▸ **Requirement**:
Output every line of the material exactly, omitting images.

Stored data
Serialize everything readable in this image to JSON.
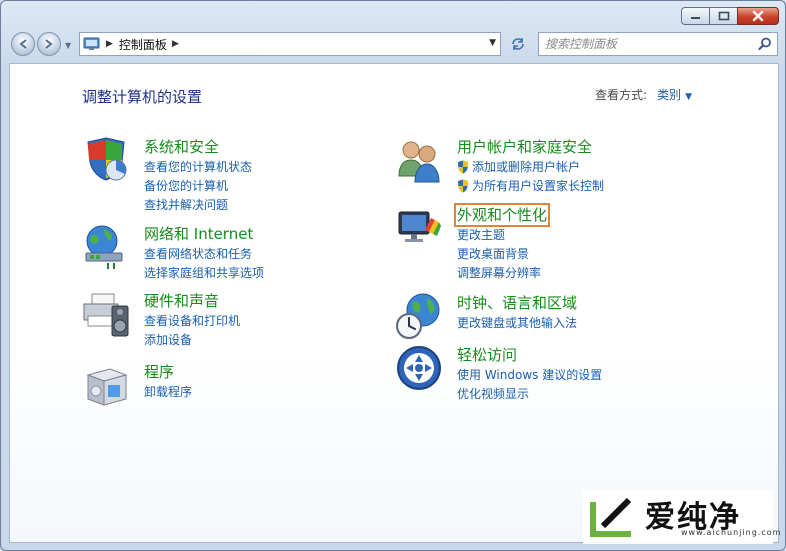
{
  "window": {
    "caption_buttons": [
      "minimize-icon",
      "maximize-icon",
      "close-icon"
    ]
  },
  "navigation": {
    "back_icon": "arrow-left-icon",
    "forward_icon": "arrow-right-icon",
    "breadcrumb": [
      "控制面板"
    ],
    "search": {
      "placeholder": "搜索控制面板"
    }
  },
  "content": {
    "title": "调整计算机的设置",
    "view_by": {
      "label": "查看方式:",
      "value": "类别"
    },
    "left_categories": [
      {
        "title": "系统和安全",
        "icon": "shield-pie-icon",
        "links": [
          "查看您的计算机状态",
          "备份您的计算机",
          "查找并解决问题"
        ]
      },
      {
        "title": "网络和 Internet",
        "icon": "network-globe-icon",
        "links": [
          "查看网络状态和任务",
          "选择家庭组和共享选项"
        ]
      },
      {
        "title": "硬件和声音",
        "icon": "printer-speaker-icon",
        "links": [
          "查看设备和打印机",
          "添加设备"
        ]
      },
      {
        "title": "程序",
        "icon": "programs-box-icon",
        "links": [
          "卸载程序"
        ]
      }
    ],
    "right_categories": [
      {
        "title": "用户帐户和家庭安全",
        "icon": "users-icon",
        "links": [
          "添加或删除用户帐户",
          "为所有用户设置家长控制"
        ]
      },
      {
        "title": "外观和个性化",
        "icon": "monitor-palette-icon",
        "links": [
          "更改主题",
          "更改桌面背景",
          "调整屏幕分辨率"
        ]
      },
      {
        "title": "时钟、语言和区域",
        "icon": "clock-globe-icon",
        "links": [
          "更改键盘或其他输入法"
        ]
      },
      {
        "title": "轻松访问",
        "icon": "ease-of-access-icon",
        "links": [
          "使用 Windows 建议的设置",
          "优化视频显示"
        ]
      }
    ]
  },
  "watermark": {
    "text": "爱纯净",
    "url": "www.aichunjing.com"
  },
  "colors": {
    "category_title": "#168c1b",
    "link": "#1a5fb0",
    "page_title": "#1e3287",
    "highlight": "#e0843c"
  }
}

▸ **Answer for the task**:
Serialize everything readable in this image to JSON.
{
  "window": {
    "caption_buttons": [
      "minimize-icon",
      "maximize-icon",
      "close-icon"
    ]
  },
  "navigation": {
    "back_icon": "arrow-left-icon",
    "forward_icon": "arrow-right-icon",
    "breadcrumb": [
      "控制面板"
    ],
    "search": {
      "placeholder": "搜索控制面板"
    }
  },
  "content": {
    "title": "调整计算机的设置",
    "view_by": {
      "label": "查看方式:",
      "value": "类别"
    },
    "left_categories": [
      {
        "title": "系统和安全",
        "icon": "shield-pie-icon",
        "links": [
          "查看您的计算机状态",
          "备份您的计算机",
          "查找并解决问题"
        ]
      },
      {
        "title": "网络和 Internet",
        "icon": "network-globe-icon",
        "links": [
          "查看网络状态和任务",
          "选择家庭组和共享选项"
        ]
      },
      {
        "title": "硬件和声音",
        "icon": "printer-speaker-icon",
        "links": [
          "查看设备和打印机",
          "添加设备"
        ]
      },
      {
        "title": "程序",
        "icon": "programs-box-icon",
        "links": [
          "卸载程序"
        ]
      }
    ],
    "right_categories": [
      {
        "title": "用户帐户和家庭安全",
        "icon": "users-icon",
        "links": [
          "添加或删除用户帐户",
          "为所有用户设置家长控制"
        ]
      },
      {
        "title": "外观和个性化",
        "icon": "monitor-palette-icon",
        "links": [
          "更改主题",
          "更改桌面背景",
          "调整屏幕分辨率"
        ]
      },
      {
        "title": "时钟、语言和区域",
        "icon": "clock-globe-icon",
        "links": [
          "更改键盘或其他输入法"
        ]
      },
      {
        "title": "轻松访问",
        "icon": "ease-of-access-icon",
        "links": [
          "使用 Windows 建议的设置",
          "优化视频显示"
        ]
      }
    ]
  },
  "watermark": {
    "text": "爱纯净",
    "url": "www.aichunjing.com"
  },
  "colors": {
    "category_title": "#168c1b",
    "link": "#1a5fb0",
    "page_title": "#1e3287",
    "highlight": "#e0843c"
  }
}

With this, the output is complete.